*Given request*
Your task is to reproduce the material exactly.

*Supplied data*
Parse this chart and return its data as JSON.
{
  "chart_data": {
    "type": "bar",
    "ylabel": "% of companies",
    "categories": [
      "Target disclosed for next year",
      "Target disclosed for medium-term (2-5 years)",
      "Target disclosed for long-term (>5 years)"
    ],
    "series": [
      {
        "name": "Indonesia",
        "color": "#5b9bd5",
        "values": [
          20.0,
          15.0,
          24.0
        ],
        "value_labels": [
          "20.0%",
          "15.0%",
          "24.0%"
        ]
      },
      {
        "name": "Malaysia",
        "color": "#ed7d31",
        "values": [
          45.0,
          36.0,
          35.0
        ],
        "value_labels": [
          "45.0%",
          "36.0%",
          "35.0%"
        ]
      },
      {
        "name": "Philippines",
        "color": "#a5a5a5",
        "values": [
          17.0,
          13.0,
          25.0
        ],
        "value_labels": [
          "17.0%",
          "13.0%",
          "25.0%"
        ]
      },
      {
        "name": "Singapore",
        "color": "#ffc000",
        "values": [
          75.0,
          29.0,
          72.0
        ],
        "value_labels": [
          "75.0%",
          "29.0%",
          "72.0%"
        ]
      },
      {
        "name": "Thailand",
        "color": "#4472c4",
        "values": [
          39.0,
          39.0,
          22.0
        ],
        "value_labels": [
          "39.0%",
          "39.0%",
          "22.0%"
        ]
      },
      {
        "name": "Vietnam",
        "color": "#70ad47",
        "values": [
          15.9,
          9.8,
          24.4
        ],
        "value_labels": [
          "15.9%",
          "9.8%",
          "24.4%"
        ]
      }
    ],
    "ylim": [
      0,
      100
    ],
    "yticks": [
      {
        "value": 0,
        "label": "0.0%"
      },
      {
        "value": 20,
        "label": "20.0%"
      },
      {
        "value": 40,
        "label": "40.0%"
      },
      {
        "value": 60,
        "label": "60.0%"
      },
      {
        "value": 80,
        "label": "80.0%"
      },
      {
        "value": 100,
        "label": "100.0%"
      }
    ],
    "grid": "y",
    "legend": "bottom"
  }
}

*Answer for this exercise*
Parse this chart and return its data as JSON.
{
  "chart_data": {
    "type": "bar",
    "ylabel": "% of companies",
    "categories": [
      "Target disclosed for next year",
      "Target disclosed for medium-term (2-5 years)",
      "Target disclosed for long-term (>5 years)"
    ],
    "series": [
      {
        "name": "Indonesia",
        "color": "#5b9bd5",
        "values": [
          20.0,
          15.0,
          24.0
        ],
        "value_labels": [
          "20.0%",
          "15.0%",
          "24.0%"
        ]
      },
      {
        "name": "Malaysia",
        "color": "#ed7d31",
        "values": [
          45.0,
          36.0,
          35.0
        ],
        "value_labels": [
          "45.0%",
          "36.0%",
          "35.0%"
        ]
      },
      {
        "name": "Philippines",
        "color": "#a5a5a5",
        "values": [
          17.0,
          13.0,
          25.0
        ],
        "value_labels": [
          "17.0%",
          "13.0%",
          "25.0%"
        ]
      },
      {
        "name": "Singapore",
        "color": "#ffc000",
        "values": [
          75.0,
          29.0,
          72.0
        ],
        "value_labels": [
          "75.0%",
          "29.0%",
          "72.0%"
        ]
      },
      {
        "name": "Thailand",
        "color": "#4472c4",
        "values": [
          39.0,
          39.0,
          22.0
        ],
        "value_labels": [
          "39.0%",
          "39.0%",
          "22.0%"
        ]
      },
      {
        "name": "Vietnam",
        "color": "#70ad47",
        "values": [
          15.9,
          9.8,
          24.4
        ],
        "value_labels": [
          "15.9%",
          "9.8%",
          "24.4%"
        ]
      }
    ],
    "ylim": [
      0,
      100
    ],
    "yticks": [
      {
        "value": 0,
        "label": "0.0%"
      },
      {
        "value": 20,
        "label": "20.0%"
      },
      {
        "value": 40,
        "label": "40.0%"
      },
      {
        "value": 60,
        "label": "60.0%"
      },
      {
        "value": 80,
        "label": "80.0%"
      },
      {
        "value": 100,
        "label": "100.0%"
      }
    ],
    "grid": "y",
    "legend": "bottom"
  }
}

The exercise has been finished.